++++ Dataset rows ++++
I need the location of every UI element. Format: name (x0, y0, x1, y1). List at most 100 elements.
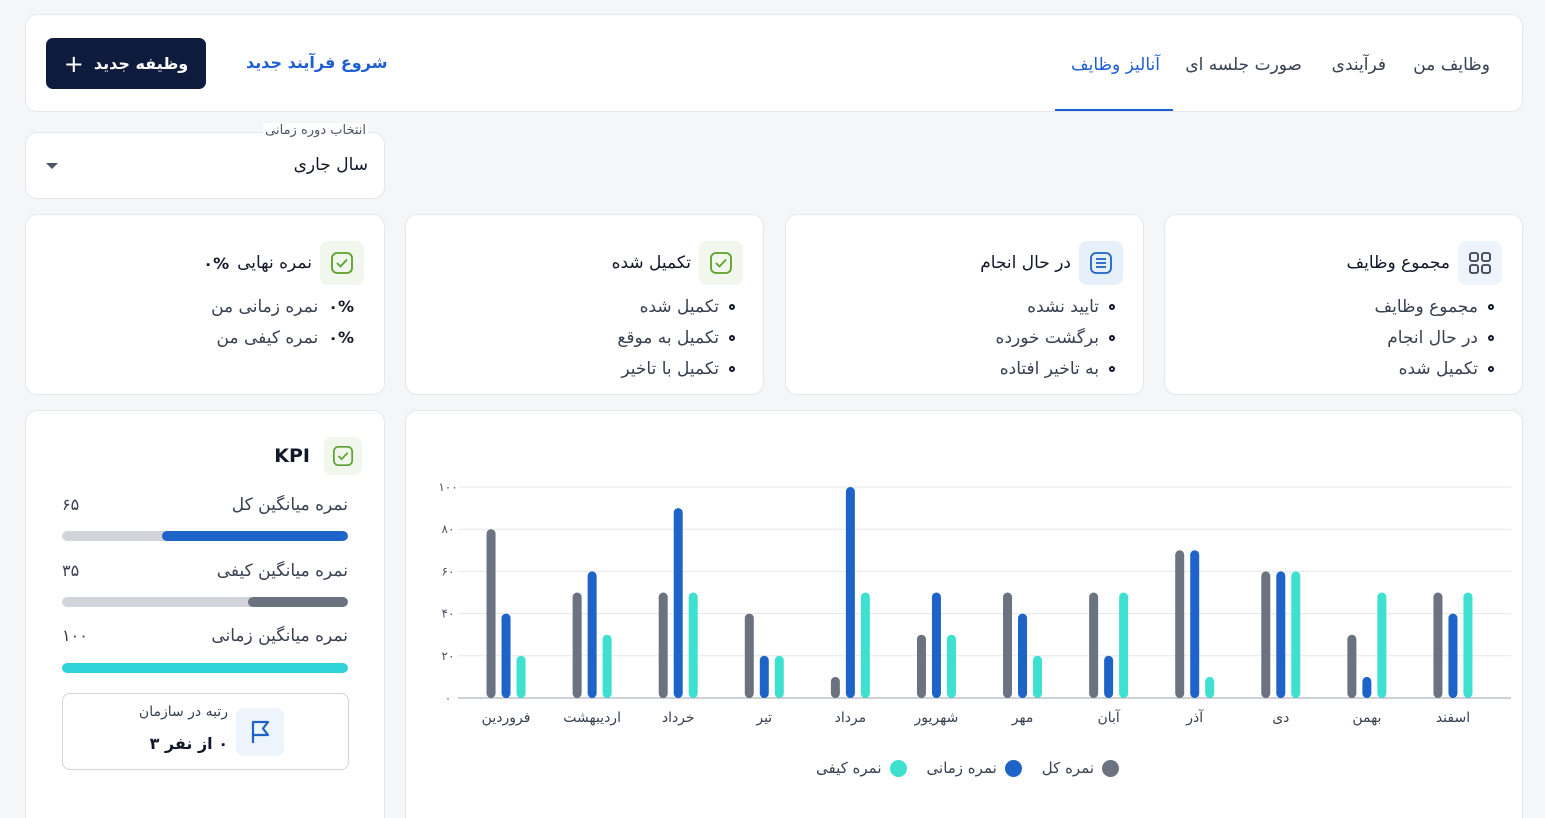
legend-dot (889, 759, 907, 777)
tab-my-tasks[interactable]: وظایف من (1413, 55, 1490, 75)
stat-card-total: مجموع وظایف مجموع وظایف در حال انجام تکم… (1164, 214, 1523, 395)
check-icon (324, 437, 362, 475)
kpi-value: ۱۰۰ (62, 626, 88, 645)
bar-quality (946, 634, 956, 698)
bar-time (1362, 676, 1372, 698)
bar-quality (516, 655, 526, 698)
period-value: سال جاری (293, 155, 368, 175)
bar-time (1448, 613, 1458, 698)
y-tick-label: ۲۰ (442, 649, 455, 663)
org-rank-box: رتبه در سازمان ۰ از نفر ۳ (62, 693, 349, 770)
legend-label: نمره زمانی (926, 759, 997, 777)
bar-time (1018, 613, 1028, 698)
bar-total (1347, 634, 1357, 698)
x-tick-label: اسفند (1436, 710, 1470, 726)
tab-minutes[interactable]: صورت جلسه ای (1185, 55, 1302, 75)
new-task-button[interactable]: وظیفه جدید + (46, 38, 206, 89)
rank-label: رتبه در سازمان (138, 704, 228, 720)
bar-quality (688, 592, 698, 698)
x-tick-label: مرداد (835, 710, 867, 726)
legend-item[interactable]: نمره زمانی (927, 759, 1022, 777)
x-tick-label: تیر (755, 710, 772, 726)
kpi-label: نمره میانگین کیفی (216, 561, 348, 581)
list-item: ۰% نمره زمانی من (211, 296, 354, 317)
bar-total (1433, 592, 1443, 698)
legend-item[interactable]: نمره کیفی (816, 759, 907, 777)
legend-label: نمره کیفی (816, 759, 882, 777)
bar-time (931, 592, 941, 698)
list-item: تکمیل شده (1375, 353, 1494, 384)
kpi-progress-bar (62, 597, 348, 607)
plus-icon: + (63, 49, 84, 78)
bar-quality (1291, 571, 1301, 698)
kpi-progress-bar (62, 663, 348, 673)
bar-total (744, 613, 754, 698)
bar-time (1104, 655, 1114, 698)
y-tick-label: ۸۰ (442, 522, 455, 536)
bar-total (1175, 550, 1185, 698)
kpi-progress-bar (62, 531, 348, 541)
kpi-title: KPI (274, 445, 310, 467)
tab-task-analysis[interactable]: آنالیز وظایف (1071, 55, 1160, 75)
period-label: انتخاب دوره زمانی (263, 123, 368, 138)
start-process-link[interactable]: شروع فرآیند جدید (246, 53, 388, 72)
bar-total (1261, 571, 1271, 698)
bar-quality (1205, 676, 1215, 698)
bar-time (759, 655, 769, 698)
bar-quality (1033, 655, 1043, 698)
check-icon (699, 241, 743, 285)
list-item: تکمیل با تاخیر (617, 353, 735, 384)
stat-title: تکمیل شده (611, 253, 691, 273)
legend-item[interactable]: نمره کل (1041, 759, 1120, 777)
bar-time (673, 508, 683, 698)
kpi-card: KPI نمره میانگین کل ۶۵ نمره میانگین کیفی… (25, 410, 385, 818)
kpi-value: ۳۵ (62, 561, 80, 580)
top-nav: وظایف من فرآیندی صورت جلسه ای آنالیز وظا… (25, 14, 1523, 112)
x-tick-label: فروردین (482, 710, 531, 726)
bar-total (658, 592, 668, 698)
x-tick-label: آبان (1097, 709, 1120, 726)
bar-quality (774, 655, 784, 698)
y-tick-label: ۴۰ (442, 607, 455, 621)
list-item: مجموع وظایف (1375, 291, 1494, 322)
chart-legend: نمره کل نمره زمانی نمره کیفی (816, 759, 1120, 777)
y-tick-label: ۰ (445, 691, 451, 705)
bar-quality (860, 592, 870, 698)
stat-card-final-score: نمره نهایی ۰% ۰% نمره زمانی من ۰% نمره کیف… (25, 214, 385, 395)
bar-total (916, 634, 926, 698)
bar-chart: ۰ ۲۰ ۴۰ ۶۰ ۸۰ ۱۰۰ اسفند بهمن دی آذر آبان مهر شهریور م… (438, 480, 1511, 726)
check-icon (320, 241, 364, 285)
stat-title: مجموع وظایف (1346, 253, 1451, 273)
y-tick-label: ۶۰ (442, 564, 455, 578)
kpi-label: نمره میانگین زمانی (211, 626, 348, 646)
list-item: ۰% نمره کیفی من (216, 327, 355, 348)
legend-dot (1004, 759, 1022, 777)
list-item: تکمیل به موقع (617, 322, 735, 353)
kpi-value: ۶۵ (62, 495, 80, 514)
kpi-label: نمره میانگین کل (231, 495, 348, 515)
x-tick-label: خرداد (662, 710, 695, 726)
caret-down-icon (46, 163, 58, 169)
bar-quality (1377, 592, 1387, 698)
stat-card-completed: تکمیل شده تکمیل شده تکمیل به موقع تکمیل … (405, 214, 764, 395)
y-tick-label: ۱۰۰ (438, 480, 457, 494)
bar-quality (602, 634, 612, 698)
bar-time (845, 487, 855, 698)
monthly-scores-chart: ۰ ۲۰ ۴۰ ۶۰ ۸۰ ۱۰۰ اسفند بهمن دی آذر آبان مهر شهریور م… (405, 410, 1523, 818)
final-score-value: ۰% (203, 253, 230, 273)
bar-total (1003, 592, 1013, 698)
kpi-progress-fill (247, 597, 348, 607)
legend-dot (1102, 759, 1120, 777)
x-tick-label: دی (1272, 710, 1289, 726)
bar-time (1190, 550, 1200, 698)
list-icon (1079, 241, 1123, 285)
tab-process[interactable]: فرآیندی (1331, 55, 1386, 75)
stat-card-in-progress: در حال انجام تایید نشده برگشت خورده به ت… (785, 214, 1144, 395)
bar-time (501, 613, 511, 698)
bar-total (1089, 592, 1099, 698)
legend-label: نمره کل (1041, 759, 1095, 777)
period-select[interactable]: انتخاب دوره زمانی سال جاری (25, 123, 385, 199)
list-item: در حال انجام (1375, 322, 1494, 353)
active-tab-indicator (1055, 109, 1173, 111)
list-item: تایید نشده (996, 291, 1115, 322)
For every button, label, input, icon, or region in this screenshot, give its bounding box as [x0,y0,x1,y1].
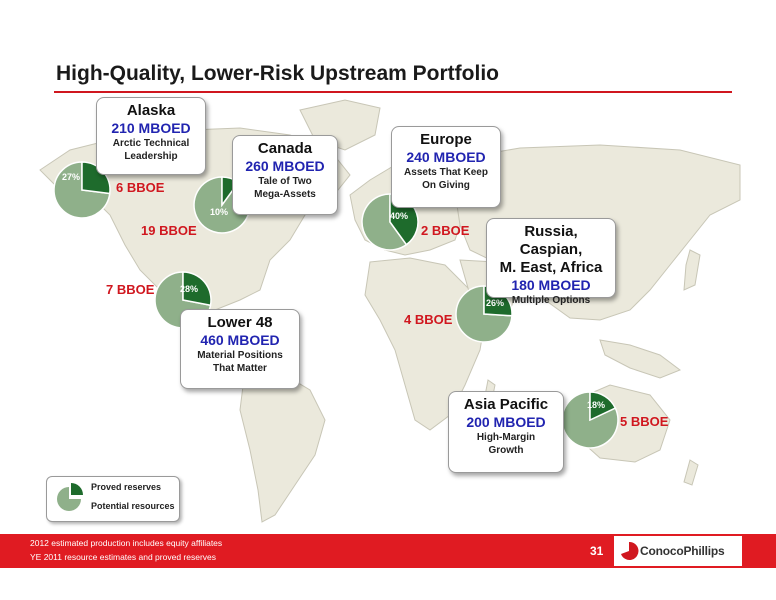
++++
◆ **Given problem**: Reproduce all of the records above with "legend-dot" switched to "legend-marker" wherever it occurs, leaving everything else unchanged. Omit the pictures from the output.

◆ **Answer to this problem**:
I need the location of every UI element. Format: name (x0, y0, x1, y1). List at most 100 elements.
legend-marker (889, 759, 907, 777)
tab-my-tasks[interactable]: وظایف من (1413, 55, 1490, 75)
stat-card-total: مجموع وظایف مجموع وظایف در حال انجام تکم… (1164, 214, 1523, 395)
check-icon (324, 437, 362, 475)
kpi-value: ۱۰۰ (62, 626, 88, 645)
bar-quality (946, 634, 956, 698)
bar-time (1362, 676, 1372, 698)
bar-quality (516, 655, 526, 698)
period-value: سال جاری (293, 155, 368, 175)
bar-time (1448, 613, 1458, 698)
y-tick-label: ۲۰ (442, 649, 455, 663)
org-rank-box: رتبه در سازمان ۰ از نفر ۳ (62, 693, 349, 770)
legend-label: نمره زمانی (926, 759, 997, 777)
bar-time (1018, 613, 1028, 698)
bar-total (1347, 634, 1357, 698)
x-tick-label: اسفند (1436, 710, 1470, 726)
tab-minutes[interactable]: صورت جلسه ای (1185, 55, 1302, 75)
new-task-button[interactable]: وظیفه جدید + (46, 38, 206, 89)
rank-label: رتبه در سازمان (138, 704, 228, 720)
bar-quality (688, 592, 698, 698)
x-tick-label: مرداد (835, 710, 867, 726)
legend-item[interactable]: نمره زمانی (927, 759, 1022, 777)
x-tick-label: تیر (755, 710, 772, 726)
kpi-label: نمره میانگین کیفی (216, 561, 348, 581)
list-item: ۰% نمره زمانی من (211, 296, 354, 317)
bar-total (1433, 592, 1443, 698)
legend-item[interactable]: نمره کیفی (816, 759, 907, 777)
legend-label: نمره کیفی (816, 759, 882, 777)
bar-time (931, 592, 941, 698)
list-item: تکمیل شده (1375, 353, 1494, 384)
kpi-progress-bar (62, 597, 348, 607)
plus-icon: + (63, 49, 84, 78)
bar-quality (1291, 571, 1301, 698)
kpi-progress-bar (62, 663, 348, 673)
bar-total (744, 613, 754, 698)
bar-time (1104, 655, 1114, 698)
y-tick-label: ۸۰ (442, 522, 455, 536)
bar-total (1175, 550, 1185, 698)
kpi-progress-bar (62, 531, 348, 541)
kpi-title: KPI (274, 445, 310, 467)
tab-task-analysis[interactable]: آنالیز وظایف (1071, 55, 1160, 75)
period-label: انتخاب دوره زمانی (263, 123, 368, 138)
start-process-link[interactable]: شروع فرآیند جدید (246, 53, 388, 72)
bar-total (1261, 571, 1271, 698)
bar-quality (1205, 676, 1215, 698)
bar-time (759, 655, 769, 698)
bar-quality (1033, 655, 1043, 698)
check-icon (699, 241, 743, 285)
list-item: تکمیل با تاخیر (617, 353, 735, 384)
stat-title: تکمیل شده (611, 253, 691, 273)
legend-item[interactable]: نمره کل (1041, 759, 1120, 777)
bar-time (673, 508, 683, 698)
kpi-card: KPI نمره میانگین کل ۶۵ نمره میانگین کیفی… (25, 410, 385, 818)
kpi-value: ۳۵ (62, 561, 80, 580)
top-nav: وظایف من فرآیندی صورت جلسه ای آنالیز وظا… (25, 14, 1523, 112)
x-tick-label: فروردین (482, 710, 531, 726)
bar-total (658, 592, 668, 698)
x-tick-label: آبان (1097, 709, 1120, 726)
bar-quality (774, 655, 784, 698)
y-tick-label: ۴۰ (442, 607, 455, 621)
list-item: مجموع وظایف (1375, 291, 1494, 322)
chart-legend: نمره کل نمره زمانی نمره کیفی (816, 759, 1120, 777)
y-tick-label: ۰ (445, 691, 451, 705)
bar-quality (860, 592, 870, 698)
stat-card-final-score: نمره نهایی ۰% ۰% نمره زمانی من ۰% نمره کیف… (25, 214, 385, 395)
bar-total (916, 634, 926, 698)
bar-chart: ۰ ۲۰ ۴۰ ۶۰ ۸۰ ۱۰۰ اسفند بهمن دی آذر آبان مهر شهریور م… (438, 480, 1511, 726)
check-icon (320, 241, 364, 285)
stat-title: مجموع وظایف (1346, 253, 1451, 273)
y-tick-label: ۶۰ (442, 564, 455, 578)
kpi-label: نمره میانگین زمانی (211, 626, 348, 646)
list-item: ۰% نمره کیفی من (216, 327, 355, 348)
legend-marker (1004, 759, 1022, 777)
list-item: تکمیل به موقع (617, 322, 735, 353)
kpi-value: ۶۵ (62, 495, 80, 514)
kpi-label: نمره میانگین کل (231, 495, 348, 515)
x-tick-label: خرداد (662, 710, 695, 726)
caret-down-icon (46, 163, 58, 169)
bar-quality (1377, 592, 1387, 698)
stat-card-completed: تکمیل شده تکمیل شده تکمیل به موقع تکمیل … (405, 214, 764, 395)
y-tick-label: ۱۰۰ (438, 480, 457, 494)
bar-quality (602, 634, 612, 698)
bar-time (845, 487, 855, 698)
monthly-scores-chart: ۰ ۲۰ ۴۰ ۶۰ ۸۰ ۱۰۰ اسفند بهمن دی آذر آبان مهر شهریور م… (405, 410, 1523, 818)
final-score-value: ۰% (203, 253, 230, 273)
bar-total (1003, 592, 1013, 698)
kpi-progress-fill (247, 597, 348, 607)
legend-marker (1102, 759, 1120, 777)
x-tick-label: دی (1272, 710, 1289, 726)
bar-time (1190, 550, 1200, 698)
list-icon (1079, 241, 1123, 285)
tab-process[interactable]: فرآیندی (1331, 55, 1386, 75)
stat-card-in-progress: در حال انجام تایید نشده برگشت خورده به ت… (785, 214, 1144, 395)
bar-time (501, 613, 511, 698)
bar-total (1089, 592, 1099, 698)
legend-label: نمره کل (1041, 759, 1095, 777)
period-select[interactable]: انتخاب دوره زمانی سال جاری (25, 123, 385, 199)
list-item: در حال انجام (1375, 322, 1494, 353)
active-tab-indicator (1055, 109, 1173, 111)
list-item: تایید نشده (996, 291, 1115, 322)
For every button, label, input, icon, or region in this screenshot, give its bounding box as [x0,y0,x1,y1].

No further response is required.